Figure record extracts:
/---

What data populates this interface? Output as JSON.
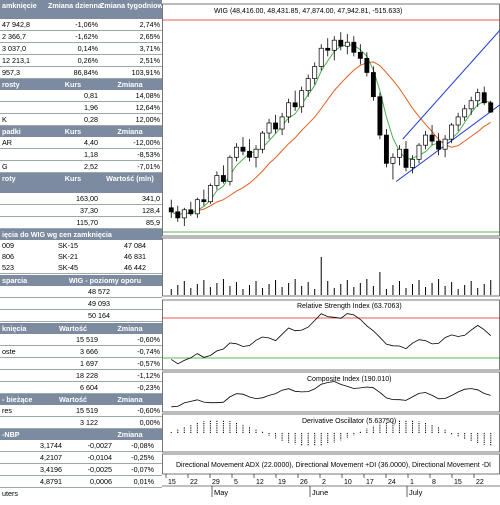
{
  "table1": {
    "headers": [
      "amknięcie",
      "Zmiana dzienna",
      "Zmiana tygodniowa"
    ],
    "rows": [
      [
        "47 942,8",
        "-1,06%",
        "2,74%"
      ],
      [
        "2 366,7",
        "-1,62%",
        "2,65%"
      ],
      [
        "3 037,0",
        "0,14%",
        "3,71%"
      ],
      [
        "12 213,1",
        "0,26%",
        "2,51%"
      ],
      [
        "957,3",
        "86,84%",
        "103,91%"
      ]
    ]
  },
  "gainers": {
    "headers": [
      "rosty",
      "Kurs",
      "Zmiana"
    ],
    "rows": [
      [
        "",
        "0,81",
        "14,08%"
      ],
      [
        "",
        "1,96",
        "12,64%"
      ],
      [
        "K",
        "0,28",
        "12,00%"
      ]
    ]
  },
  "losers": {
    "headers": [
      "padki",
      "Kurs",
      "Zmiana"
    ],
    "rows": [
      [
        "AR",
        "4,40",
        "-12,00%"
      ],
      [
        "",
        "1,18",
        "-8,53%"
      ],
      [
        "G",
        "2,52",
        "-7,01%"
      ]
    ]
  },
  "turnover": {
    "headers": [
      "roty",
      "Kurs",
      "Wartość (mln)"
    ],
    "rows": [
      [
        "",
        "163,00",
        "341,0"
      ],
      [
        "",
        "37,30",
        "128,4"
      ],
      [
        "",
        "115,70",
        "85,9"
      ]
    ]
  },
  "wig_levels": {
    "title": "ięcia do WIG wg cen zamknięcia",
    "rows": [
      [
        "009",
        "SK-15",
        "47 084"
      ],
      [
        "806",
        "SK-21",
        "46 831"
      ],
      [
        "523",
        "SK-45",
        "46 442"
      ]
    ]
  },
  "wig_support": {
    "headers": [
      "sparcia",
      "WIG - poziomy oporu"
    ],
    "values": [
      "48 572",
      "49 093",
      "50 164"
    ]
  },
  "volume": {
    "headers": [
      "knięcia",
      "Wartość",
      "Zmiana"
    ],
    "rows": [
      [
        "",
        "15 519",
        "-0,60%"
      ],
      [
        "oste",
        "3 666",
        "-0,74%"
      ],
      [
        "",
        "1 697",
        "-0,57%"
      ],
      [
        "",
        "18 228",
        "-1,12%"
      ],
      [
        "",
        "6 604",
        "-0,23%"
      ]
    ]
  },
  "current": {
    "headers": [
      "- bieżące",
      "Wartość",
      "Zmiana"
    ],
    "rows": [
      [
        "res",
        "15 519",
        "-0,60%"
      ],
      [
        "",
        "3 122",
        "0,00%"
      ]
    ]
  },
  "nbp": {
    "headers": [
      "-NBP",
      "",
      "Zmiana"
    ],
    "rows": [
      [
        "",
        "3,1744",
        "-0,0027",
        "-0,08%"
      ],
      [
        "",
        "4,2107",
        "-0,0104",
        "-0,25%"
      ],
      [
        "",
        "3,4196",
        "-0,0025",
        "-0,07%"
      ],
      [
        "",
        "4,8791",
        "0,0006",
        "0,01%"
      ]
    ],
    "footer": "uters"
  },
  "chart": {
    "main_title": "WIG (48,416.00, 48,431.85, 47,874.00, 47,942.81, -515.633)",
    "rsi_title": "Relative Strength Index (63.7063)",
    "ci_title": "Composite Index (190.010)",
    "do_title": "Derivative Oscillator (5.63750)",
    "adx_title": "Directional Movement ADX (22.0000), Directional Movement +DI (36.0000), Directional Movement -DI",
    "x_ticks": [
      "15",
      "22",
      "29",
      "5",
      "12",
      "19",
      "26",
      "2",
      "10",
      "17",
      "24",
      "1",
      "8",
      "15",
      "22"
    ],
    "months": [
      "May",
      "June",
      "July"
    ],
    "colors": {
      "up": "#ffffff",
      "down": "#000000",
      "ma_fast": "#4caf50",
      "ma_slow": "#e06020",
      "channel": "#1f3ad8",
      "ref_red": "#e02020",
      "ref_green": "#20a020"
    }
  },
  "chart_data": {
    "type": "candlestick",
    "title": "WIG",
    "ohlc": [
      [
        43200,
        43600,
        42700,
        43000
      ],
      [
        43000,
        43300,
        42500,
        42700
      ],
      [
        42700,
        43200,
        42300,
        43100
      ],
      [
        43100,
        43500,
        42800,
        42900
      ],
      [
        42900,
        43700,
        42700,
        43600
      ],
      [
        43600,
        44100,
        43300,
        43500
      ],
      [
        43500,
        44400,
        43400,
        44300
      ],
      [
        44300,
        45000,
        44100,
        44800
      ],
      [
        44800,
        45300,
        44400,
        44500
      ],
      [
        44500,
        45800,
        44300,
        45700
      ],
      [
        45700,
        46400,
        45500,
        46200
      ],
      [
        46200,
        46700,
        45800,
        46000
      ],
      [
        46000,
        46600,
        45500,
        45700
      ],
      [
        45700,
        46300,
        45200,
        46100
      ],
      [
        46100,
        47000,
        45900,
        46900
      ],
      [
        46900,
        47600,
        46600,
        47400
      ],
      [
        47400,
        47800,
        46900,
        47100
      ],
      [
        47100,
        47900,
        46800,
        47700
      ],
      [
        47700,
        48600,
        47400,
        48400
      ],
      [
        48400,
        49000,
        48000,
        48200
      ],
      [
        48200,
        49200,
        47900,
        49000
      ],
      [
        49000,
        49800,
        48700,
        49600
      ],
      [
        49600,
        50400,
        49300,
        50200
      ],
      [
        50200,
        51300,
        50000,
        51100
      ],
      [
        51100,
        51600,
        50700,
        51000
      ],
      [
        51000,
        51700,
        50500,
        51500
      ],
      [
        51500,
        51900,
        51000,
        51200
      ],
      [
        51200,
        51800,
        50800,
        51400
      ],
      [
        51400,
        51700,
        50700,
        50900
      ],
      [
        50900,
        51300,
        50300,
        50600
      ],
      [
        50600,
        50900,
        49700,
        49900
      ],
      [
        49900,
        50200,
        48500,
        48700
      ],
      [
        48700,
        48900,
        46600,
        46800
      ],
      [
        46800,
        47100,
        45200,
        45400
      ],
      [
        45400,
        45900,
        44600,
        45700
      ],
      [
        45700,
        46300,
        45300,
        46100
      ],
      [
        46100,
        46500,
        45000,
        45200
      ],
      [
        45200,
        45800,
        44900,
        45600
      ],
      [
        45600,
        46400,
        45400,
        46300
      ],
      [
        46300,
        47000,
        46100,
        46800
      ],
      [
        46800,
        47300,
        46300,
        46500
      ],
      [
        46500,
        46900,
        45800,
        46100
      ],
      [
        46100,
        46800,
        45700,
        46600
      ],
      [
        46600,
        47400,
        46400,
        47300
      ],
      [
        47300,
        47900,
        47000,
        47700
      ],
      [
        47700,
        48300,
        47500,
        48100
      ],
      [
        48100,
        48700,
        47800,
        48500
      ],
      [
        48500,
        49100,
        48200,
        48900
      ],
      [
        48900,
        49200,
        48300,
        48400
      ],
      [
        48400,
        48500,
        47900,
        47940
      ]
    ],
    "ylim": [
      42000,
      52500
    ]
  }
}
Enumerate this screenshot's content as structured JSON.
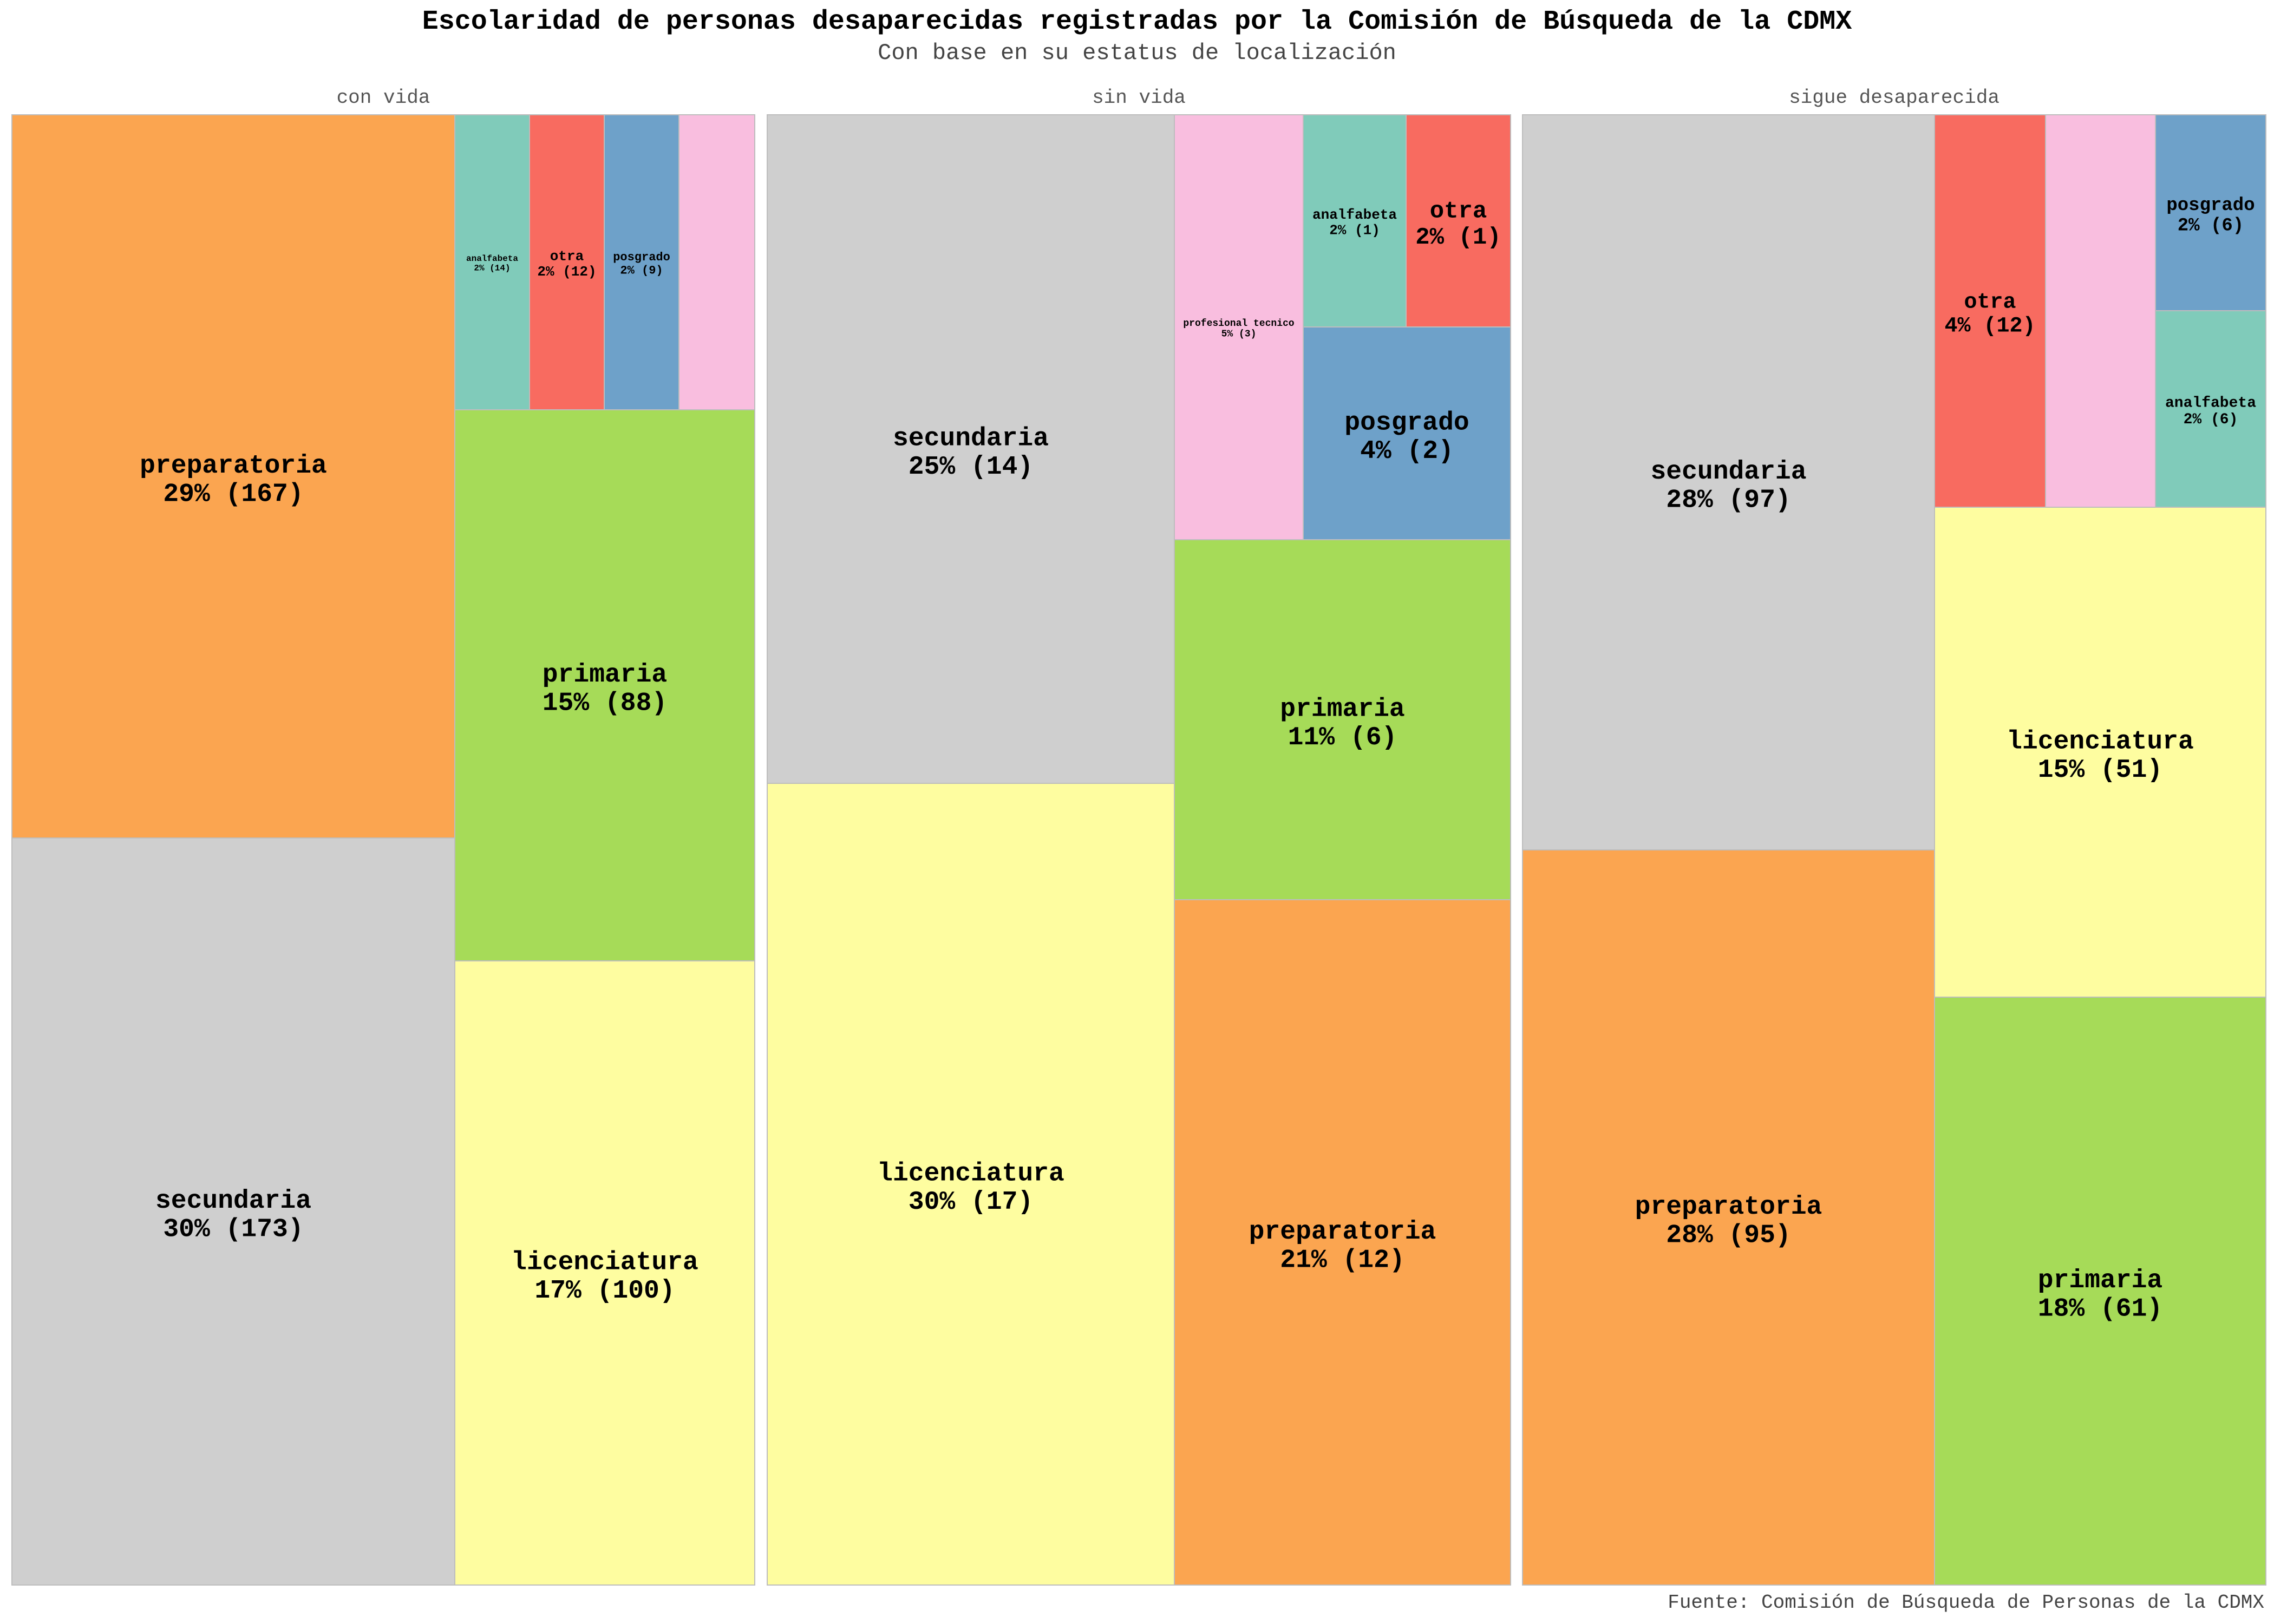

\---

▸ **Required task**: Print every record above exactly as written, leaving out the pictures.

▸ **Exercise answer**:
What data populates this interface? Output as JSON.
{
  "table1": {
    "headers": [
      "amknięcie",
      "Zmiana dzienna",
      "Zmiana tygodniowa"
    ],
    "rows": [
      [
        "47 942,8",
        "-1,06%",
        "2,74%"
      ],
      [
        "2 366,7",
        "-1,62%",
        "2,65%"
      ],
      [
        "3 037,0",
        "0,14%",
        "3,71%"
      ],
      [
        "12 213,1",
        "0,26%",
        "2,51%"
      ],
      [
        "957,3",
        "86,84%",
        "103,91%"
      ]
    ]
  },
  "gainers": {
    "headers": [
      "rosty",
      "Kurs",
      "Zmiana"
    ],
    "rows": [
      [
        "",
        "0,81",
        "14,08%"
      ],
      [
        "",
        "1,96",
        "12,64%"
      ],
      [
        "K",
        "0,28",
        "12,00%"
      ]
    ]
  },
  "losers": {
    "headers": [
      "padki",
      "Kurs",
      "Zmiana"
    ],
    "rows": [
      [
        "AR",
        "4,40",
        "-12,00%"
      ],
      [
        "",
        "1,18",
        "-8,53%"
      ],
      [
        "G",
        "2,52",
        "-7,01%"
      ]
    ]
  },
  "turnover": {
    "headers": [
      "roty",
      "Kurs",
      "Wartość (mln)"
    ],
    "rows": [
      [
        "",
        "163,00",
        "341,0"
      ],
      [
        "",
        "37,30",
        "128,4"
      ],
      [
        "",
        "115,70",
        "85,9"
      ]
    ]
  },
  "wig_levels": {
    "title": "ięcia do WIG wg cen zamknięcia",
    "rows": [
      [
        "009",
        "SK-15",
        "47 084"
      ],
      [
        "806",
        "SK-21",
        "46 831"
      ],
      [
        "523",
        "SK-45",
        "46 442"
      ]
    ]
  },
  "wig_support": {
    "headers": [
      "sparcia",
      "WIG - poziomy oporu"
    ],
    "values": [
      "48 572",
      "49 093",
      "50 164"
    ]
  },
  "volume": {
    "headers": [
      "knięcia",
      "Wartość",
      "Zmiana"
    ],
    "rows": [
      [
        "",
        "15 519",
        "-0,60%"
      ],
      [
        "oste",
        "3 666",
        "-0,74%"
      ],
      [
        "",
        "1 697",
        "-0,57%"
      ],
      [
        "",
        "18 228",
        "-1,12%"
      ],
      [
        "",
        "6 604",
        "-0,23%"
      ]
    ]
  },
  "current": {
    "headers": [
      "- bieżące",
      "Wartość",
      "Zmiana"
    ],
    "rows": [
      [
        "res",
        "15 519",
        "-0,60%"
      ],
      [
        "",
        "3 122",
        "0,00%"
      ]
    ]
  },
  "nbp": {
    "headers": [
      "-NBP",
      "",
      "Zmiana"
    ],
    "rows": [
      [
        "",
        "3,1744",
        "-0,0027",
        "-0,08%"
      ],
      [
        "",
        "4,2107",
        "-0,0104",
        "-0,25%"
      ],
      [
        "",
        "3,4196",
        "-0,0025",
        "-0,07%"
      ],
      [
        "",
        "4,8791",
        "0,0006",
        "0,01%"
      ]
    ],
    "footer": "uters"
  },
  "chart": {
    "main_title": "WIG (48,416.00, 48,431.85, 47,874.00, 47,942.81, -515.633)",
    "rsi_title": "Relative Strength Index (63.7063)",
    "ci_title": "Composite Index (190.010)",
    "do_title": "Derivative Oscillator (5.63750)",
    "adx_title": "Directional Movement ADX (22.0000), Directional Movement +DI (36.0000), Directional Movement -DI",
    "x_ticks": [
      "15",
      "22",
      "29",
      "5",
      "12",
      "19",
      "26",
      "2",
      "10",
      "17",
      "24",
      "1",
      "8",
      "15",
      "22"
    ],
    "months": [
      "May",
      "June",
      "July"
    ],
    "colors": {
      "up": "#ffffff",
      "down": "#000000",
      "ma_fast": "#4caf50",
      "ma_slow": "#e06020",
      "channel": "#1f3ad8",
      "ref_red": "#e02020",
      "ref_green": "#20a020"
    }
  },
  "chart_data": {
    "type": "candlestick",
    "title": "WIG",
    "ohlc": [
      [
        43200,
        43600,
        42700,
        43000
      ],
      [
        43000,
        43300,
        42500,
        42700
      ],
      [
        42700,
        43200,
        42300,
        43100
      ],
      [
        43100,
        43500,
        42800,
        42900
      ],
      [
        42900,
        43700,
        42700,
        43600
      ],
      [
        43600,
        44100,
        43300,
        43500
      ],
      [
        43500,
        44400,
        43400,
        44300
      ],
      [
        44300,
        45000,
        44100,
        44800
      ],
      [
        44800,
        45300,
        44400,
        44500
      ],
      [
        44500,
        45800,
        44300,
        45700
      ],
      [
        45700,
        46400,
        45500,
        46200
      ],
      [
        46200,
        46700,
        45800,
        46000
      ],
      [
        46000,
        46600,
        45500,
        45700
      ],
      [
        45700,
        46300,
        45200,
        46100
      ],
      [
        46100,
        47000,
        45900,
        46900
      ],
      [
        46900,
        47600,
        46600,
        47400
      ],
      [
        47400,
        47800,
        46900,
        47100
      ],
      [
        47100,
        47900,
        46800,
        47700
      ],
      [
        47700,
        48600,
        47400,
        48400
      ],
      [
        48400,
        49000,
        48000,
        48200
      ],
      [
        48200,
        49200,
        47900,
        49000
      ],
      [
        49000,
        49800,
        48700,
        49600
      ],
      [
        49600,
        50400,
        49300,
        50200
      ],
      [
        50200,
        51300,
        50000,
        51100
      ],
      [
        51100,
        51600,
        50700,
        51000
      ],
      [
        51000,
        51700,
        50500,
        51500
      ],
      [
        51500,
        51900,
        51000,
        51200
      ],
      [
        51200,
        51800,
        50800,
        51400
      ],
      [
        51400,
        51700,
        50700,
        50900
      ],
      [
        50900,
        51300,
        50300,
        50600
      ],
      [
        50600,
        50900,
        49700,
        49900
      ],
      [
        49900,
        50200,
        48500,
        48700
      ],
      [
        48700,
        48900,
        46600,
        46800
      ],
      [
        46800,
        47100,
        45200,
        45400
      ],
      [
        45400,
        45900,
        44600,
        45700
      ],
      [
        45700,
        46300,
        45300,
        46100
      ],
      [
        46100,
        46500,
        45000,
        45200
      ],
      [
        45200,
        45800,
        44900,
        45600
      ],
      [
        45600,
        46400,
        45400,
        46300
      ],
      [
        46300,
        47000,
        46100,
        46800
      ],
      [
        46800,
        47300,
        46300,
        46500
      ],
      [
        46500,
        46900,
        45800,
        46100
      ],
      [
        46100,
        46800,
        45700,
        46600
      ],
      [
        46600,
        47400,
        46400,
        47300
      ],
      [
        47300,
        47900,
        47000,
        47700
      ],
      [
        47700,
        48300,
        47500,
        48100
      ],
      [
        48100,
        48700,
        47800,
        48500
      ],
      [
        48500,
        49100,
        48200,
        48900
      ],
      [
        48900,
        49200,
        48300,
        48400
      ],
      [
        48400,
        48500,
        47900,
        47940
      ]
    ],
    "ylim": [
      42000,
      52500
    ]
  }
}
Enumerate this screenshot's content as structured JSON.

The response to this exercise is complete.